» The request
Filter the listing below, copying every line in which the word "structured" appears.

» Dataset rows about figures
* Start *
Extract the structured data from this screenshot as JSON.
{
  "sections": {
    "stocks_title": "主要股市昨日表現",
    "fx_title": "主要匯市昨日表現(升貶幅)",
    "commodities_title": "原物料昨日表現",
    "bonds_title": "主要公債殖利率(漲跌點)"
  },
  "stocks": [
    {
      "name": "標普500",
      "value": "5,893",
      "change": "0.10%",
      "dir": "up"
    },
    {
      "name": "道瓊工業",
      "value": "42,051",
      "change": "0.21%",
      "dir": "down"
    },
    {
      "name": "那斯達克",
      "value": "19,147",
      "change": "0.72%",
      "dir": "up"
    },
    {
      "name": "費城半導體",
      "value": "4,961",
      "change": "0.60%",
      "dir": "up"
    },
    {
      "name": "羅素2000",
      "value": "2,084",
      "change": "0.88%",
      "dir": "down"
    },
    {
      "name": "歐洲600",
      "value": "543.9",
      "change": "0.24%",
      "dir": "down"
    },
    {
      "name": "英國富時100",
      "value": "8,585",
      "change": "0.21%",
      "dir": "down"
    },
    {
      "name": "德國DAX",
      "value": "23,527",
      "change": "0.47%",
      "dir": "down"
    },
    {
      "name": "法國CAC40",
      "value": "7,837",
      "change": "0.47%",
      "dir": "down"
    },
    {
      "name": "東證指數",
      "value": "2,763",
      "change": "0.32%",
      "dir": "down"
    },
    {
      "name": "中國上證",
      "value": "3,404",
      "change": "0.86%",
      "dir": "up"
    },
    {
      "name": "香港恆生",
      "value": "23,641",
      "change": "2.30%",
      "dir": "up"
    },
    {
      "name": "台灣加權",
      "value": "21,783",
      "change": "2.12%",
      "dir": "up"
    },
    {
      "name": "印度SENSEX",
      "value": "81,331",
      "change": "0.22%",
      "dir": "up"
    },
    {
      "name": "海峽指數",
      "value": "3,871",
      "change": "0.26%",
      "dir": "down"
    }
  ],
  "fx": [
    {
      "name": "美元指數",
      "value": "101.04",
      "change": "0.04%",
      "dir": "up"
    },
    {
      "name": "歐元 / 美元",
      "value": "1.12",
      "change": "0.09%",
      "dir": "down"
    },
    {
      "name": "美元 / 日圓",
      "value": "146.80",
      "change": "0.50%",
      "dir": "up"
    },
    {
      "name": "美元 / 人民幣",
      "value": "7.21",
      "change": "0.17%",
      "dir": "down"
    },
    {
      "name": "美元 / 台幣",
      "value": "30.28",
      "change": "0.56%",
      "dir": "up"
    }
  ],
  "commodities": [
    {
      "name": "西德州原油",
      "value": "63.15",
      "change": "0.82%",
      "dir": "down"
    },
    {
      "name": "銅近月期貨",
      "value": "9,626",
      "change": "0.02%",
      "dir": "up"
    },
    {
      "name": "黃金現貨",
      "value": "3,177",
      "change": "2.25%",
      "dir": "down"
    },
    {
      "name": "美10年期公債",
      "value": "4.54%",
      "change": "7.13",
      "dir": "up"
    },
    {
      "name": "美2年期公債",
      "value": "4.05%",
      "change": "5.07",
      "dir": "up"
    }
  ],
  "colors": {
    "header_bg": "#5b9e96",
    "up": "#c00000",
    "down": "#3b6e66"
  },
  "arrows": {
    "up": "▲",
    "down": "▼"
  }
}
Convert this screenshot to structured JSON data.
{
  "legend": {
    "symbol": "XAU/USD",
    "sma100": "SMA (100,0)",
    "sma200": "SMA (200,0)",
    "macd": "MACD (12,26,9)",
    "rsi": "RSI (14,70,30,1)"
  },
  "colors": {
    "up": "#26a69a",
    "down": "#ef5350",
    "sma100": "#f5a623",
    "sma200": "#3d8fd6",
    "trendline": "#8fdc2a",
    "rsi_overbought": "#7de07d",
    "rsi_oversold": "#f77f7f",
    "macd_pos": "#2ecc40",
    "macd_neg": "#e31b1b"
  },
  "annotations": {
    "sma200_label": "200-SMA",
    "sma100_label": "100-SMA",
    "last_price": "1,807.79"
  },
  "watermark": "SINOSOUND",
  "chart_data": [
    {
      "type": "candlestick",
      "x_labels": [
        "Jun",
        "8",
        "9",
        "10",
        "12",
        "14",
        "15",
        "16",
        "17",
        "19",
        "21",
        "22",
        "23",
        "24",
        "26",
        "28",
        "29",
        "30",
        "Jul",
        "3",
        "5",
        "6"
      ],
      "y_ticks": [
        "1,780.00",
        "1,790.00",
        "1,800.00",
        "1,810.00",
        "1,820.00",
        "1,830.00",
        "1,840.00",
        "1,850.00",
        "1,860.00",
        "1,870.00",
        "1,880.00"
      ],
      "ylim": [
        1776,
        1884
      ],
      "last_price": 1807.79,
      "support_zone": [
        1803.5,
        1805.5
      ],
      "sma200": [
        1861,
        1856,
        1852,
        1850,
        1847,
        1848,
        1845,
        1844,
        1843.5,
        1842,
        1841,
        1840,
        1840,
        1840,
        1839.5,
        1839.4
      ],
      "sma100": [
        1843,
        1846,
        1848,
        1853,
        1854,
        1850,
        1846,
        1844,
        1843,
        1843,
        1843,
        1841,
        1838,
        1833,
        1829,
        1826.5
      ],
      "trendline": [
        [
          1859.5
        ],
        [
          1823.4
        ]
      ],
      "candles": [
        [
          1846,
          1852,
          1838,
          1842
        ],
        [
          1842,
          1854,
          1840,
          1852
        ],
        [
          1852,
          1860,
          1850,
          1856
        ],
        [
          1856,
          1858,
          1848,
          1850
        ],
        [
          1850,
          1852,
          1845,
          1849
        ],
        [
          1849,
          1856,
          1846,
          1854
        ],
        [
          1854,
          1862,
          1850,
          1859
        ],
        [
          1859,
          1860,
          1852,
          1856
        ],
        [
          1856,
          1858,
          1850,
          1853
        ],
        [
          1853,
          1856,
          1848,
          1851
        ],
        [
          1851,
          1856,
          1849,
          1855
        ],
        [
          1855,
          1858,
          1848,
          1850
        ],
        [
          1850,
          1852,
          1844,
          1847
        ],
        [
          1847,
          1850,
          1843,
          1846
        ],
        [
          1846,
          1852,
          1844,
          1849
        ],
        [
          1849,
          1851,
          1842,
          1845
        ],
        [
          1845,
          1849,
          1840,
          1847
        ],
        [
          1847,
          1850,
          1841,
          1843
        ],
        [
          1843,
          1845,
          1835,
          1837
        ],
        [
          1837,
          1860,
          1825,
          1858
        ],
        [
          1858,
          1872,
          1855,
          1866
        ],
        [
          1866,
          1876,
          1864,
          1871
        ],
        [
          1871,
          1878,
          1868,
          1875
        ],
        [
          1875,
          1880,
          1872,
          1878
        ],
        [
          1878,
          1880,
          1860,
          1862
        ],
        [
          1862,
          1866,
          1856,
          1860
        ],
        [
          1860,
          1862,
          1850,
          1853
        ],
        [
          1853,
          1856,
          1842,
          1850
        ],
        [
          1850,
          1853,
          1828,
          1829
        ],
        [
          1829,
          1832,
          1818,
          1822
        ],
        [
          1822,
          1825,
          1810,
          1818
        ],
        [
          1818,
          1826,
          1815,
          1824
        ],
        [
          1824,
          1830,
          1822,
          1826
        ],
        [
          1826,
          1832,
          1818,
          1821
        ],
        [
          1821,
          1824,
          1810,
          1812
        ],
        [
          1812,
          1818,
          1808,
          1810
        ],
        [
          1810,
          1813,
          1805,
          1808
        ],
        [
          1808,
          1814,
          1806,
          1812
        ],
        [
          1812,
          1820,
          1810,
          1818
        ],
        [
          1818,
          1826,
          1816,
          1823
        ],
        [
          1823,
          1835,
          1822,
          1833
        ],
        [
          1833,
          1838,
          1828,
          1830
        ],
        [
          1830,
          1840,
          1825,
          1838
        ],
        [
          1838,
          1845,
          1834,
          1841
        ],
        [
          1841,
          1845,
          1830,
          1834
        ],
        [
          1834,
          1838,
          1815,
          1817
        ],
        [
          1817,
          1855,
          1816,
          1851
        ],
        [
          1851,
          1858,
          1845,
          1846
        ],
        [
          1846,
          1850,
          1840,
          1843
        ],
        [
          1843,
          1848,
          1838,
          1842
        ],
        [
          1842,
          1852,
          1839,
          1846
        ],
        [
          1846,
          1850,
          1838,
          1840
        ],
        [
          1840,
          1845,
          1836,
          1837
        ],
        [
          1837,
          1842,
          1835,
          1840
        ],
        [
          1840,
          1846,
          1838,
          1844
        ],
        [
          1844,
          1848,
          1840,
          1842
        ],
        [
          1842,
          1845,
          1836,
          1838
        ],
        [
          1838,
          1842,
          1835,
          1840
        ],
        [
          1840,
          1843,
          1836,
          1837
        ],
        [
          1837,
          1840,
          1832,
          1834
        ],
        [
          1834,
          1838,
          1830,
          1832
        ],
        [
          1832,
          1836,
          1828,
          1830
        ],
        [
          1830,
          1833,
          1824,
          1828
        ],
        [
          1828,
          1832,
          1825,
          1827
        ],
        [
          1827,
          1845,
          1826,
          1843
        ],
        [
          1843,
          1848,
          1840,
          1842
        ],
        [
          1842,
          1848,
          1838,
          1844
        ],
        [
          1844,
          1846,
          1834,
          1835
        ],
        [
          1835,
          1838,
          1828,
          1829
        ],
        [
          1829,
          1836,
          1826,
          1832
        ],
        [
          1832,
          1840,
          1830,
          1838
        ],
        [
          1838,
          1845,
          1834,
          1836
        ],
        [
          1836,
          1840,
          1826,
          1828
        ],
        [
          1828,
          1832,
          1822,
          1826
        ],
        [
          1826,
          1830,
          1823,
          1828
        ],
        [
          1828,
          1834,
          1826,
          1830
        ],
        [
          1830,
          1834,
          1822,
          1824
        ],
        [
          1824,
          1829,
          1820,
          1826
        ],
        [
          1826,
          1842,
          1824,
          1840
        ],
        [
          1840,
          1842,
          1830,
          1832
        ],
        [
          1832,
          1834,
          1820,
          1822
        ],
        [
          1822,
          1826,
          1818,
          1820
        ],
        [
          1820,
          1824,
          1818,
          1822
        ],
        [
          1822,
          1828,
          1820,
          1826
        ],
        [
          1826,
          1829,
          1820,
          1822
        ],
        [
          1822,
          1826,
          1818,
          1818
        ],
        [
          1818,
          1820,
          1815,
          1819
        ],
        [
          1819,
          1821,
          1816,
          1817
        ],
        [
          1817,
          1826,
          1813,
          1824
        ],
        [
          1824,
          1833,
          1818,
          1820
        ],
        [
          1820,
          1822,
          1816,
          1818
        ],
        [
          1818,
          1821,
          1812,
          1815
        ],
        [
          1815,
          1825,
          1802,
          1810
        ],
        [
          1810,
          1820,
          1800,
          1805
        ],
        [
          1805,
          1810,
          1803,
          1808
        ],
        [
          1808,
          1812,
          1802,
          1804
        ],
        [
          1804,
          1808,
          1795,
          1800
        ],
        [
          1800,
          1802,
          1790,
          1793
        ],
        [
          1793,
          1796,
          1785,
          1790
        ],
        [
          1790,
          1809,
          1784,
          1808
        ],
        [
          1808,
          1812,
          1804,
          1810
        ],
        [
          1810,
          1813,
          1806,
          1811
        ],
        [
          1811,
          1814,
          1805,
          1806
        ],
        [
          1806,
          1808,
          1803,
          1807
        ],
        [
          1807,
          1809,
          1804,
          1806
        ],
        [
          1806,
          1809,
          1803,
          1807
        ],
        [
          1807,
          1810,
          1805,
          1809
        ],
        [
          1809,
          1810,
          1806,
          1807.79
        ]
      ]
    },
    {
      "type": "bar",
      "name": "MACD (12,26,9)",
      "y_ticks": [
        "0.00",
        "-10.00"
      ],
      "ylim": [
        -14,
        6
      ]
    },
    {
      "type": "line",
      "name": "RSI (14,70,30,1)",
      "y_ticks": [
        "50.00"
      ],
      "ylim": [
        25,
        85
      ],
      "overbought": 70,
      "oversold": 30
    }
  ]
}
* End *
» Written answer
Extract the structured data from this screenshot as JSON.
Convert this screenshot to structured JSON data.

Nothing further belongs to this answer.